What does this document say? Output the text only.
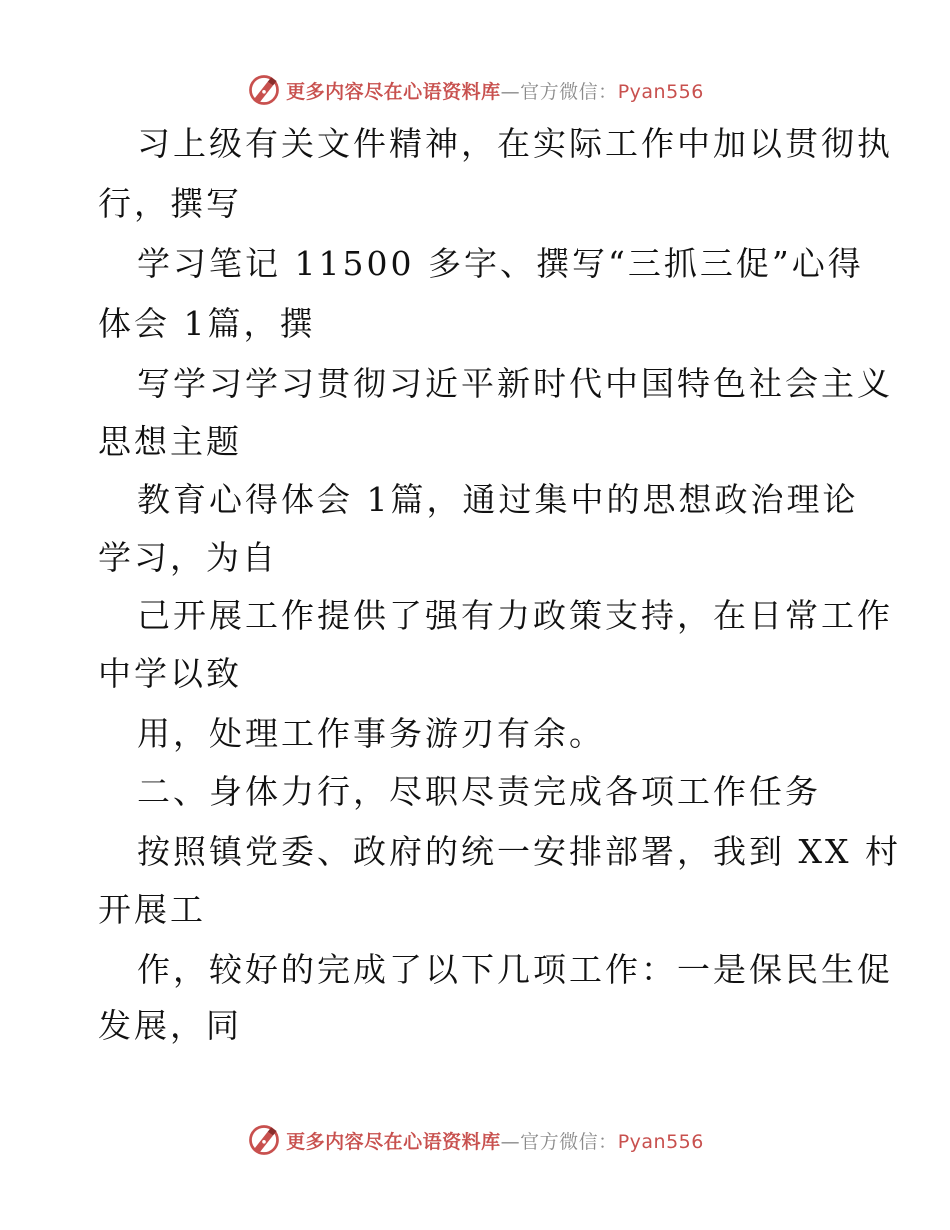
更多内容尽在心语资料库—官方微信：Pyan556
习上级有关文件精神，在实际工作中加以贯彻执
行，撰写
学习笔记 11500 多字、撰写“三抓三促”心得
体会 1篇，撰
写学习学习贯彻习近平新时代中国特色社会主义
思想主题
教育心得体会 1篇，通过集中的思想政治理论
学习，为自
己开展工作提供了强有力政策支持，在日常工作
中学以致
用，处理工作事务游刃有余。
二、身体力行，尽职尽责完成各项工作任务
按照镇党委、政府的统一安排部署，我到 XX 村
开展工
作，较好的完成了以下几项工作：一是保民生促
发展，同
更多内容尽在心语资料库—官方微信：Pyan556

__________

→ Aim: Copy the listing word for word, excluding its pictures.

→ Correct answer:
What does this document say? Output the text only.
更多内容尽在心语资料库—官方微信：Pyan556
习上级有关文件精神，在实际工作中加以贯彻执
行，撰写
学习笔记 11500 多字、撰写“三抓三促”心得
体会 1篇，撰
写学习学习贯彻习近平新时代中国特色社会主义
思想主题
教育心得体会 1篇，通过集中的思想政治理论
学习，为自
己开展工作提供了强有力政策支持，在日常工作
中学以致
用，处理工作事务游刃有余。
二、身体力行，尽职尽责完成各项工作任务
按照镇党委、政府的统一安排部署，我到 XX 村
开展工
作，较好的完成了以下几项工作：一是保民生促
发展，同
更多内容尽在心语资料库—官方微信：Pyan556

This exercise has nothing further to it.